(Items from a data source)
★ ★ ★ ★ ★ ★ ★
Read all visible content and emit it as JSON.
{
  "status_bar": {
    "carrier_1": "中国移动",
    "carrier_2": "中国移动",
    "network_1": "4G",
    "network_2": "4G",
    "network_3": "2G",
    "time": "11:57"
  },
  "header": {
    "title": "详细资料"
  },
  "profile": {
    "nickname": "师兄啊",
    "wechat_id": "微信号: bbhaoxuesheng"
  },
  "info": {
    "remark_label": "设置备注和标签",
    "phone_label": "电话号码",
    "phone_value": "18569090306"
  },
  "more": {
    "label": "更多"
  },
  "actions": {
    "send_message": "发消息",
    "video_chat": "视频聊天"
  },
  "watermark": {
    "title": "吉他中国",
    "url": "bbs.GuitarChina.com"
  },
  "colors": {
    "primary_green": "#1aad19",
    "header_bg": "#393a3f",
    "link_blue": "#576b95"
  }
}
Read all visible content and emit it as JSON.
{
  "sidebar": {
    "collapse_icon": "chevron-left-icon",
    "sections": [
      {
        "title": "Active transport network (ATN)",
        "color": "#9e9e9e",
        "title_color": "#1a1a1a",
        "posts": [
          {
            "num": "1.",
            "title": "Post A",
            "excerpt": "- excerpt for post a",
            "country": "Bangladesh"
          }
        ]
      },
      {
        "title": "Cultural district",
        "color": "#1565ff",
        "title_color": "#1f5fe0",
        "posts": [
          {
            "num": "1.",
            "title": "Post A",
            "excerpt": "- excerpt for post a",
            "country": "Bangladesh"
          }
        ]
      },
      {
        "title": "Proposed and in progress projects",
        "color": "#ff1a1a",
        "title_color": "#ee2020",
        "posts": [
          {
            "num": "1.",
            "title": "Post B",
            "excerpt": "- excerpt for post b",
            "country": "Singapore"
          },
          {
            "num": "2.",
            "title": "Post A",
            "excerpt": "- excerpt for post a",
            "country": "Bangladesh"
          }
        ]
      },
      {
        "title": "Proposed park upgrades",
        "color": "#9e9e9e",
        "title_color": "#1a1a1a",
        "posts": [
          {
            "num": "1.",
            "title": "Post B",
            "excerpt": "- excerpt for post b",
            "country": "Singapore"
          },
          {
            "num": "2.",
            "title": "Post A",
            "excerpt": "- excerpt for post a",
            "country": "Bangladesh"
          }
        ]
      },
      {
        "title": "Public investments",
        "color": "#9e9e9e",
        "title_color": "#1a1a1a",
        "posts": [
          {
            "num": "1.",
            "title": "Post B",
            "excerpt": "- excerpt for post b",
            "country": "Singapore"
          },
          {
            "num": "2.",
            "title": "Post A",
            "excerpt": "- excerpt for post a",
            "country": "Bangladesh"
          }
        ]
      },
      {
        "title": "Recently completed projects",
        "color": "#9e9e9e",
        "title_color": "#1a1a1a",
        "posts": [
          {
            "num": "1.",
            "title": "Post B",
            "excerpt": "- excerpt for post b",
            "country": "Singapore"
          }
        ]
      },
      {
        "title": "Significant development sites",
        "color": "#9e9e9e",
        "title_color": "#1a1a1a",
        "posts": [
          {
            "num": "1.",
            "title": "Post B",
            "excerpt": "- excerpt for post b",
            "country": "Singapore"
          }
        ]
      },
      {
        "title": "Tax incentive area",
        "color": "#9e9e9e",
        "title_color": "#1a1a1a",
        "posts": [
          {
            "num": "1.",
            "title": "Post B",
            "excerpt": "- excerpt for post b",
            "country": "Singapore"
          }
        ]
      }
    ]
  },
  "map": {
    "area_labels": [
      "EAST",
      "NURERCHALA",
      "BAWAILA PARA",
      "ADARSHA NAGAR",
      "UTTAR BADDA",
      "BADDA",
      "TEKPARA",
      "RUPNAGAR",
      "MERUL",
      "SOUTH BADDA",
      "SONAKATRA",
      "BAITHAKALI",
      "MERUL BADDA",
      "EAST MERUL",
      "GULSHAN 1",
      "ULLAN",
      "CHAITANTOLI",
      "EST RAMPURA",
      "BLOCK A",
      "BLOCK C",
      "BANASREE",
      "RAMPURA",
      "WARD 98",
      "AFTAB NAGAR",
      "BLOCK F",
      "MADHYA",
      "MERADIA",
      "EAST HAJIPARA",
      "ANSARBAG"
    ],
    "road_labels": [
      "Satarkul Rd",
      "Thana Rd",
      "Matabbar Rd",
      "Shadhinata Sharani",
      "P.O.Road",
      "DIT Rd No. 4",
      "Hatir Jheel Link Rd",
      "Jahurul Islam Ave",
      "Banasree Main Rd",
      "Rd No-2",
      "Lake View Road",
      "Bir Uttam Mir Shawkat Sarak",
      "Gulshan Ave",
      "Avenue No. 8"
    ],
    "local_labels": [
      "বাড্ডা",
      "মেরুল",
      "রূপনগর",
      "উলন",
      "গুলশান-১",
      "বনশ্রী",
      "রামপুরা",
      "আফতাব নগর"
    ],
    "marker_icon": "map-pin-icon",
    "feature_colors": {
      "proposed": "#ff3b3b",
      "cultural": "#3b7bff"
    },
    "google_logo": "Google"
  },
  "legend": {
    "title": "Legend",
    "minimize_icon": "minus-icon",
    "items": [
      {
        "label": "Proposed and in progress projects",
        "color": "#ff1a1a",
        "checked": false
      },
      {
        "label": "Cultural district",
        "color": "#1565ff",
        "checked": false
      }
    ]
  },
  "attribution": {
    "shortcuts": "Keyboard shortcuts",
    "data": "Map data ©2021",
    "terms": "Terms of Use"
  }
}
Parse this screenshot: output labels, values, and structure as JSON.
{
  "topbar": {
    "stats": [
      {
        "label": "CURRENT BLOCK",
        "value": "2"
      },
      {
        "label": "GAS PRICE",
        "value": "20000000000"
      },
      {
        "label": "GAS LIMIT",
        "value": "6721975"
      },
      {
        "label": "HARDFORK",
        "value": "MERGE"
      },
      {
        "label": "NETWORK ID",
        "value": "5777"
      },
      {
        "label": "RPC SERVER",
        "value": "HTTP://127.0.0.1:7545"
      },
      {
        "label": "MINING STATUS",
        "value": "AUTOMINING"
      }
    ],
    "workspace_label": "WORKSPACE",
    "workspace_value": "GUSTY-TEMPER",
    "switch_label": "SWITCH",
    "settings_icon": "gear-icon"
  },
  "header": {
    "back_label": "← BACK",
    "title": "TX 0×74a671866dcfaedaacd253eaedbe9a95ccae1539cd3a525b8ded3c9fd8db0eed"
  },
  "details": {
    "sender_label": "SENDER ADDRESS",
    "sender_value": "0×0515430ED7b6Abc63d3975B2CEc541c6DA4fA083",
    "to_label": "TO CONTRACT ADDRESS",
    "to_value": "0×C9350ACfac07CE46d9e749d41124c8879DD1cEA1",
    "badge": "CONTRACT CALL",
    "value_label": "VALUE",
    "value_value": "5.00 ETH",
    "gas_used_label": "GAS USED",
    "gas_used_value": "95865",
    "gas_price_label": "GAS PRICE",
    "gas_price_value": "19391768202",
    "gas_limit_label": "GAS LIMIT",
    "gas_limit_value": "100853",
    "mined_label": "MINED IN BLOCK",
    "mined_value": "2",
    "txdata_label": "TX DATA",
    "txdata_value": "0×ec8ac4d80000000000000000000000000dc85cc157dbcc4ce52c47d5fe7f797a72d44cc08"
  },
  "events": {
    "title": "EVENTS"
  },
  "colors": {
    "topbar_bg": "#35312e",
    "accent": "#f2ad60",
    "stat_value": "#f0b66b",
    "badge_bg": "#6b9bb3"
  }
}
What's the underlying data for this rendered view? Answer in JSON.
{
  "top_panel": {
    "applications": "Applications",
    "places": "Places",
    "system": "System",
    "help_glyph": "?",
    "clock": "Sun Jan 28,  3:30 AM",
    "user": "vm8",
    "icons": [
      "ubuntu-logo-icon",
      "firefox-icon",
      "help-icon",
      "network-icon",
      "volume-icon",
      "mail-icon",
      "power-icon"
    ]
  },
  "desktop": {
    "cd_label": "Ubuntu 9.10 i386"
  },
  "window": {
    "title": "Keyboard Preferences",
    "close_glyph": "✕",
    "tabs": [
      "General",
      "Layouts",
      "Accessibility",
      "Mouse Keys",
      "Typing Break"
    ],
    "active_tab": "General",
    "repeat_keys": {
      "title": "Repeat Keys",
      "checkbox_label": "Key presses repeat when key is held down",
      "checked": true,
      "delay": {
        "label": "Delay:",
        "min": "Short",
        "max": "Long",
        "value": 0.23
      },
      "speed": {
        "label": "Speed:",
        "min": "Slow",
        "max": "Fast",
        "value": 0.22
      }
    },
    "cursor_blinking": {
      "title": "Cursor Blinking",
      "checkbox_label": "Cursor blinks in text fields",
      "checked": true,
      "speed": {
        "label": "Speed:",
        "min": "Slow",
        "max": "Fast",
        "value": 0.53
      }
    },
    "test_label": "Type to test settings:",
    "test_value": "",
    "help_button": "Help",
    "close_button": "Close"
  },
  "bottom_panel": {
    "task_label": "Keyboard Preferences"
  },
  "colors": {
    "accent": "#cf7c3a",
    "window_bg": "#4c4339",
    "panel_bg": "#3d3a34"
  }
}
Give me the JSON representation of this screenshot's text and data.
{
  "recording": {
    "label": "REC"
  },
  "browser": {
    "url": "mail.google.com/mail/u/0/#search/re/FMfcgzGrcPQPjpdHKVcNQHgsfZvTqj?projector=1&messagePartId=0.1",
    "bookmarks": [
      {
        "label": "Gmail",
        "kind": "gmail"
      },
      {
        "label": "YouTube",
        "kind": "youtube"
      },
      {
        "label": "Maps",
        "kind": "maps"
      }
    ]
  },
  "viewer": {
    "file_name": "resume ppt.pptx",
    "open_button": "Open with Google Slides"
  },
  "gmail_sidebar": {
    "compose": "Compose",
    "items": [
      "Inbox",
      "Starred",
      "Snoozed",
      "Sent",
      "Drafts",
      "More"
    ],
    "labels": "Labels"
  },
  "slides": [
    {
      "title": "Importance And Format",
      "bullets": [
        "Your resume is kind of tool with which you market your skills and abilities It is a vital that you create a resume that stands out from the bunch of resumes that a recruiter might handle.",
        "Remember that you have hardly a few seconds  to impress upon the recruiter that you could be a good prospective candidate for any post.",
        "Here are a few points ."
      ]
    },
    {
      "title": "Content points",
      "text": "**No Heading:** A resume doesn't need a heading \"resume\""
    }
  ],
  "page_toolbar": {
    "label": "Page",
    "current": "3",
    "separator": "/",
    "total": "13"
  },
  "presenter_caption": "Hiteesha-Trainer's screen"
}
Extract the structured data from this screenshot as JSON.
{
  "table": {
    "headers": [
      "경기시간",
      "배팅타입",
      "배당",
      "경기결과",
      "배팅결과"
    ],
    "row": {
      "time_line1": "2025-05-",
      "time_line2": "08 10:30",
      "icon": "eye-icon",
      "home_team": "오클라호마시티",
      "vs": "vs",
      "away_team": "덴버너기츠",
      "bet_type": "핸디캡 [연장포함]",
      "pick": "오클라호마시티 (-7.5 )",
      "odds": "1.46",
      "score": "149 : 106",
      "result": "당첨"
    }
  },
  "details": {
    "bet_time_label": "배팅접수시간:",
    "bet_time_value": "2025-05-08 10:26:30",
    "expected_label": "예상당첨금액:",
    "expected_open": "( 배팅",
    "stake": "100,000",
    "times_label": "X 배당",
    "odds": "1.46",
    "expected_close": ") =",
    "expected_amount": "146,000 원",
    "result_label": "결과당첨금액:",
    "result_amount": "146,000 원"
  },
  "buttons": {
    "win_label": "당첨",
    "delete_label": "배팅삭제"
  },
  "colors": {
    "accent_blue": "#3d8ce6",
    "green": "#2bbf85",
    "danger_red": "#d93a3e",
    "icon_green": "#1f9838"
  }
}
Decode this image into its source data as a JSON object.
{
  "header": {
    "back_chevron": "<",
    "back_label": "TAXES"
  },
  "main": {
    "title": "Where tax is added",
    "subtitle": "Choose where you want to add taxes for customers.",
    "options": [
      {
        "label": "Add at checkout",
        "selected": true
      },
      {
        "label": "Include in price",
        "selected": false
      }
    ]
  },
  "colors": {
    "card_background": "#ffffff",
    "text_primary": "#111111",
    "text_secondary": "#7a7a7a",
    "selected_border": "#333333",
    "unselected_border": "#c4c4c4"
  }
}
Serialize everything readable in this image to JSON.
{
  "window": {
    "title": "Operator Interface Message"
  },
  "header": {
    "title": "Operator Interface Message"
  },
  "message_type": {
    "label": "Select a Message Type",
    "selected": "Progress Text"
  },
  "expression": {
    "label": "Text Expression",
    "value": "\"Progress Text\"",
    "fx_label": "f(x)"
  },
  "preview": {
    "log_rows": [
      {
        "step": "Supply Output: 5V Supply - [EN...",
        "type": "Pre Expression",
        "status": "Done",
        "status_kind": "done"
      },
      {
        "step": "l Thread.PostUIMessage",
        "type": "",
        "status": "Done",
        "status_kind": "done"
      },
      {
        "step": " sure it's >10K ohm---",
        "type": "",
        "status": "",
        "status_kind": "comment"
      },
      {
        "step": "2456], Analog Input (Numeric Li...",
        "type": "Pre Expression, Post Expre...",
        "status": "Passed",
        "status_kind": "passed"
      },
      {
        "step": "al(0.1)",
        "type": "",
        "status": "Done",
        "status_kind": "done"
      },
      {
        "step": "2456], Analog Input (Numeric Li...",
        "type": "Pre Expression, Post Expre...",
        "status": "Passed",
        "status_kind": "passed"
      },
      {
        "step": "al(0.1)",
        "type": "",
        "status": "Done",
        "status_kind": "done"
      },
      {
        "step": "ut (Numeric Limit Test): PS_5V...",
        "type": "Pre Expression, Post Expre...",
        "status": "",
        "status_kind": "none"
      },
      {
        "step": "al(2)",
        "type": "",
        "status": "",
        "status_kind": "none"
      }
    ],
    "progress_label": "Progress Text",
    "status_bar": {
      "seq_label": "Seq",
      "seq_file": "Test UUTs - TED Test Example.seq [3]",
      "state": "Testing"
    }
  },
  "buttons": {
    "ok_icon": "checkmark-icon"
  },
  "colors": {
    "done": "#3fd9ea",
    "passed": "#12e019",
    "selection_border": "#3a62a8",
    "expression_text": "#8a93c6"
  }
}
★ ★ ★ ★ ★ ★ ★
◆ **SET TASK**: Where a line of the material above holds the string "district", copy that line.

◆ **TASK SOLUTION**:
        "title": "Cultural district",
        "label": "Cultural district",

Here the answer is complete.